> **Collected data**
.....

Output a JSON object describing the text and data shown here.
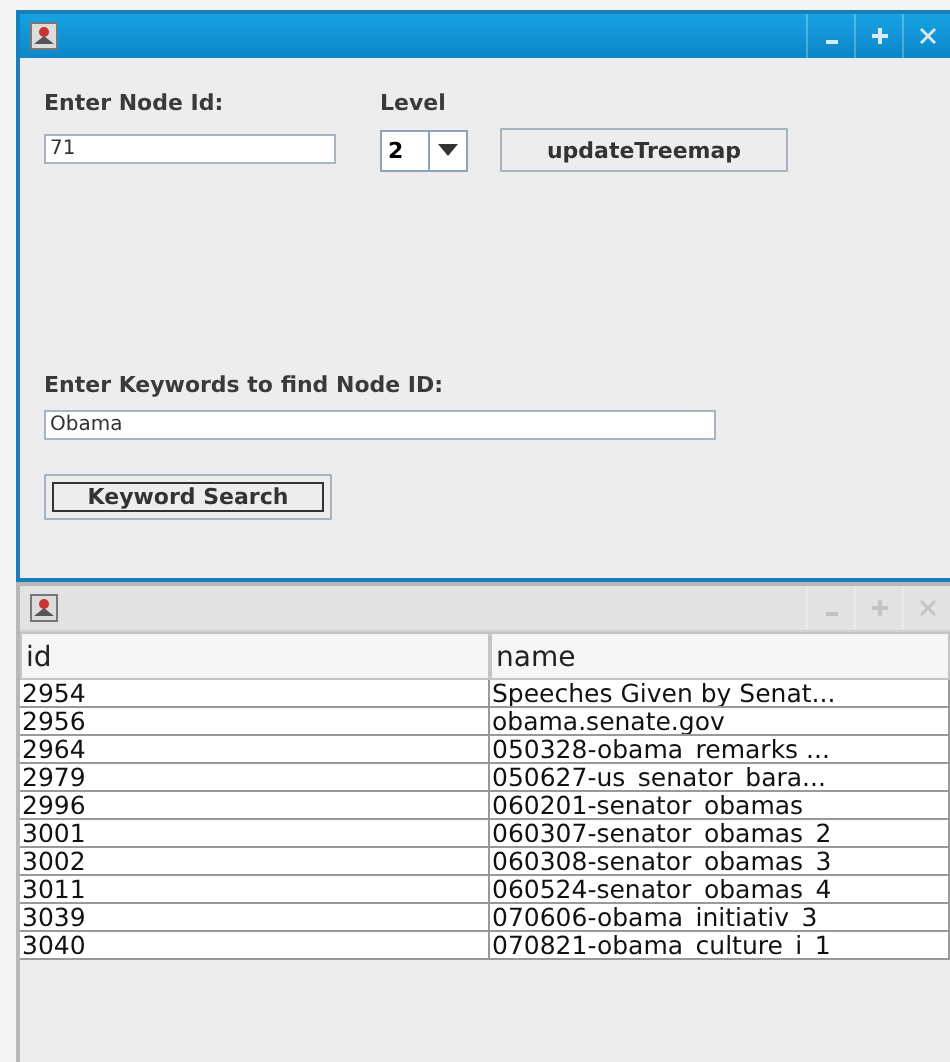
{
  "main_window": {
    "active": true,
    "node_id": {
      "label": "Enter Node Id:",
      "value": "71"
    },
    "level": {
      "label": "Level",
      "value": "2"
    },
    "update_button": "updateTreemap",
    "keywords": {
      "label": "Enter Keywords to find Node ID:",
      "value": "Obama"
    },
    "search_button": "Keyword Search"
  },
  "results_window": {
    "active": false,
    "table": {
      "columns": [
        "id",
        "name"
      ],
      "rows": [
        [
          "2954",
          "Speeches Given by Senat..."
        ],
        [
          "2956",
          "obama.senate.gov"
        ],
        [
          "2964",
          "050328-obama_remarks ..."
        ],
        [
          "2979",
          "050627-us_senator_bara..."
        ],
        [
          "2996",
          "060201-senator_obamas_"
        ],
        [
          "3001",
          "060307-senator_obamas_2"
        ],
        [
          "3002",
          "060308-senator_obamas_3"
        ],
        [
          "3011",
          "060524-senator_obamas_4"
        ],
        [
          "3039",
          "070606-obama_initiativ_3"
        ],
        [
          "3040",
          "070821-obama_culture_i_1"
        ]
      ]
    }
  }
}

.....

> **Task goal**
From the listing above, copy out each line where the word "Enter" appears.

> **Solution to this exercise**
      "label": "Enter Node Id:",
      "label": "Enter Keywords to find Node ID:",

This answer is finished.